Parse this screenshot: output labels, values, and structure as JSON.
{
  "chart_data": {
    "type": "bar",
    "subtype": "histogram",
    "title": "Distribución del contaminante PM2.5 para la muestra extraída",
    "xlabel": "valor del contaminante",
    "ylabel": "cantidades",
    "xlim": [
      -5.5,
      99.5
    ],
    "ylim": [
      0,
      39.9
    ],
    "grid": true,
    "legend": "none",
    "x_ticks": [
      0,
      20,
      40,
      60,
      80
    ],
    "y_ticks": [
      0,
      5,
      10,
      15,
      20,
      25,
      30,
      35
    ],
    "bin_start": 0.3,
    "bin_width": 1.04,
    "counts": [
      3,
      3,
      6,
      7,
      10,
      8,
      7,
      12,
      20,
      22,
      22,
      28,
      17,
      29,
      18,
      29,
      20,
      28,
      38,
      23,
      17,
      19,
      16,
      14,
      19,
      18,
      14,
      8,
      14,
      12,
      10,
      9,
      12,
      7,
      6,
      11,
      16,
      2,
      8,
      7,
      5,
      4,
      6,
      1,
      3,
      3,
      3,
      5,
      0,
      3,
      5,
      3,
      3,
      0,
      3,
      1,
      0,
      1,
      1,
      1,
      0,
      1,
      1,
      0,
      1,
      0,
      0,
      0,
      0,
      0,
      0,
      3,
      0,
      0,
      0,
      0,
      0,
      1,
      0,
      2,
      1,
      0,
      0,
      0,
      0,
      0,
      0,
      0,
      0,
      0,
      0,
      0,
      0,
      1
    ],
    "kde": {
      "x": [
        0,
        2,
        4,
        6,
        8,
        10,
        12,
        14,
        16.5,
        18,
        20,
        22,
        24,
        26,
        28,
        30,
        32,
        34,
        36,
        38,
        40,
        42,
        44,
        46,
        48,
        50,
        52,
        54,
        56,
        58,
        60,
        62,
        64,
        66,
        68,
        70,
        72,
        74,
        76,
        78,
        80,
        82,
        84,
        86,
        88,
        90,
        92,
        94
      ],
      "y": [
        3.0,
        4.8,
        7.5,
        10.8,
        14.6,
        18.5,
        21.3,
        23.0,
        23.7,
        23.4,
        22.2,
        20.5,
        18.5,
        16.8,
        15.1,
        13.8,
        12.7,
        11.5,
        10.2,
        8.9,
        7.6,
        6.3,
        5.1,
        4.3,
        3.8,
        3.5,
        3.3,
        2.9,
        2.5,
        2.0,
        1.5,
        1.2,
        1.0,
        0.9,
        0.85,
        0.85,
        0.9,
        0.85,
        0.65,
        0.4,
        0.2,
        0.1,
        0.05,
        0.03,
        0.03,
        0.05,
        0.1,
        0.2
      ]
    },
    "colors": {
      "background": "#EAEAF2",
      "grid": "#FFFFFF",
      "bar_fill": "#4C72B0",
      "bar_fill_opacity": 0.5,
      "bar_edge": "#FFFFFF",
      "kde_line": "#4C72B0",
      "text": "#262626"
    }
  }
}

—————

**WHAT NEEDS TO BE DONE:** Your task is to transcribe the material exactly.

**RIGHT ANSWER:**
Parse this screenshot: output labels, values, and structure as JSON.
{
  "chart_data": {
    "type": "bar",
    "subtype": "histogram",
    "title": "Distribución del contaminante PM2.5 para la muestra extraída",
    "xlabel": "valor del contaminante",
    "ylabel": "cantidades",
    "xlim": [
      -5.5,
      99.5
    ],
    "ylim": [
      0,
      39.9
    ],
    "grid": true,
    "legend": "none",
    "x_ticks": [
      0,
      20,
      40,
      60,
      80
    ],
    "y_ticks": [
      0,
      5,
      10,
      15,
      20,
      25,
      30,
      35
    ],
    "bin_start": 0.3,
    "bin_width": 1.04,
    "counts": [
      3,
      3,
      6,
      7,
      10,
      8,
      7,
      12,
      20,
      22,
      22,
      28,
      17,
      29,
      18,
      29,
      20,
      28,
      38,
      23,
      17,
      19,
      16,
      14,
      19,
      18,
      14,
      8,
      14,
      12,
      10,
      9,
      12,
      7,
      6,
      11,
      16,
      2,
      8,
      7,
      5,
      4,
      6,
      1,
      3,
      3,
      3,
      5,
      0,
      3,
      5,
      3,
      3,
      0,
      3,
      1,
      0,
      1,
      1,
      1,
      0,
      1,
      1,
      0,
      1,
      0,
      0,
      0,
      0,
      0,
      0,
      3,
      0,
      0,
      0,
      0,
      0,
      1,
      0,
      2,
      1,
      0,
      0,
      0,
      0,
      0,
      0,
      0,
      0,
      0,
      0,
      0,
      0,
      1
    ],
    "kde": {
      "x": [
        0,
        2,
        4,
        6,
        8,
        10,
        12,
        14,
        16.5,
        18,
        20,
        22,
        24,
        26,
        28,
        30,
        32,
        34,
        36,
        38,
        40,
        42,
        44,
        46,
        48,
        50,
        52,
        54,
        56,
        58,
        60,
        62,
        64,
        66,
        68,
        70,
        72,
        74,
        76,
        78,
        80,
        82,
        84,
        86,
        88,
        90,
        92,
        94
      ],
      "y": [
        3.0,
        4.8,
        7.5,
        10.8,
        14.6,
        18.5,
        21.3,
        23.0,
        23.7,
        23.4,
        22.2,
        20.5,
        18.5,
        16.8,
        15.1,
        13.8,
        12.7,
        11.5,
        10.2,
        8.9,
        7.6,
        6.3,
        5.1,
        4.3,
        3.8,
        3.5,
        3.3,
        2.9,
        2.5,
        2.0,
        1.5,
        1.2,
        1.0,
        0.9,
        0.85,
        0.85,
        0.9,
        0.85,
        0.65,
        0.4,
        0.2,
        0.1,
        0.05,
        0.03,
        0.03,
        0.05,
        0.1,
        0.2
      ]
    },
    "colors": {
      "background": "#EAEAF2",
      "grid": "#FFFFFF",
      "bar_fill": "#4C72B0",
      "bar_fill_opacity": 0.5,
      "bar_edge": "#FFFFFF",
      "kde_line": "#4C72B0",
      "text": "#262626"
    }
  }
}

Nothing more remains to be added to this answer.